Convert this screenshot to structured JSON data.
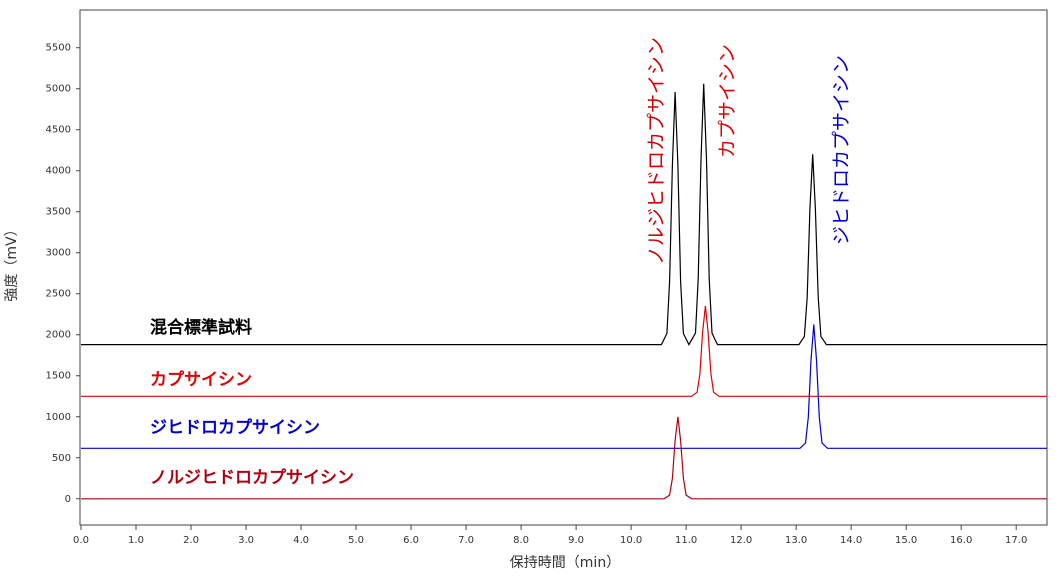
{
  "chart_data": {
    "type": "line",
    "xlabel": "保持時間（min）",
    "ylabel": "強度（mV）",
    "xlim": [
      0,
      17.56
    ],
    "ylim": [
      -320,
      5960
    ],
    "xticks": [
      {
        "value": 0,
        "label": "0.0"
      },
      {
        "value": 1,
        "label": "1.0"
      },
      {
        "value": 2,
        "label": "2.0"
      },
      {
        "value": 3,
        "label": "3.0"
      },
      {
        "value": 4,
        "label": "4.0"
      },
      {
        "value": 5,
        "label": "5.0"
      },
      {
        "value": 6,
        "label": "6.0"
      },
      {
        "value": 7,
        "label": "7.0"
      },
      {
        "value": 8,
        "label": "8.0"
      },
      {
        "value": 9,
        "label": "9.0"
      },
      {
        "value": 10,
        "label": "10.0"
      },
      {
        "value": 11,
        "label": "11.0"
      },
      {
        "value": 12,
        "label": "12.0"
      },
      {
        "value": 13,
        "label": "13.0"
      },
      {
        "value": 14,
        "label": "14.0"
      },
      {
        "value": 15,
        "label": "15.0"
      },
      {
        "value": 16,
        "label": "16.0"
      },
      {
        "value": 17,
        "label": "17.0"
      }
    ],
    "yticks": [
      0,
      500,
      1000,
      1500,
      2000,
      2500,
      3000,
      3500,
      4000,
      4500,
      5000,
      5500
    ],
    "series": [
      {
        "name": "混合標準試料",
        "color": "#000000",
        "x": [
          0,
          10.55,
          10.65,
          10.7,
          10.75,
          10.8,
          10.85,
          10.9,
          10.95,
          11.05,
          11.17,
          11.22,
          11.27,
          11.32,
          11.37,
          11.42,
          11.47,
          11.57,
          13.05,
          13.15,
          13.2,
          13.25,
          13.3,
          13.35,
          13.4,
          13.45,
          13.55,
          17.56
        ],
        "values": [
          1880,
          1880,
          2015,
          2650,
          4070,
          4960,
          4070,
          2650,
          2015,
          1880,
          2020,
          2680,
          4140,
          5060,
          4140,
          2680,
          2020,
          1880,
          1880,
          1980,
          2460,
          3530,
          4200,
          3530,
          2460,
          1980,
          1880,
          1880
        ]
      },
      {
        "name": "カプサイシン",
        "color": "#e00000",
        "x": [
          0,
          11.1,
          11.2,
          11.25,
          11.3,
          11.35,
          11.4,
          11.45,
          11.5,
          11.6,
          17.56
        ],
        "values": [
          1250,
          1250,
          1298,
          1525,
          2030,
          2350,
          2030,
          1525,
          1298,
          1250,
          1250
        ]
      },
      {
        "name": "ジヒドロカプサイシン",
        "color": "#0000d0",
        "x": [
          0,
          13.07,
          13.17,
          13.22,
          13.27,
          13.32,
          13.37,
          13.42,
          13.47,
          13.57,
          17.56
        ],
        "values": [
          615,
          615,
          680,
          993,
          1690,
          2125,
          1690,
          993,
          680,
          615,
          615
        ]
      },
      {
        "name": "ノルジヒドロカプサイシン",
        "color": "#b00010",
        "x": [
          0,
          10.6,
          10.7,
          10.75,
          10.8,
          10.85,
          10.9,
          10.95,
          11.0,
          11.1,
          17.56
        ],
        "values": [
          0,
          0,
          44,
          250,
          710,
          1000,
          710,
          250,
          44,
          0,
          0
        ]
      }
    ],
    "annotations": [
      {
        "text": "ノルジヒドロカプサイシン",
        "color": "#d00000"
      },
      {
        "text": "カプサイシン",
        "color": "#e00000"
      },
      {
        "text": "ジヒドロカプサイシン",
        "color": "#0000d0"
      }
    ]
  }
}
━━━
_GIVEN TASK_
Collect the lines that hold "text".

_REPLY_
        "text": "ノルジヒドロカプサイシン",
        "text": "カプサイシン",
        "text": "ジヒドロカプサイシン",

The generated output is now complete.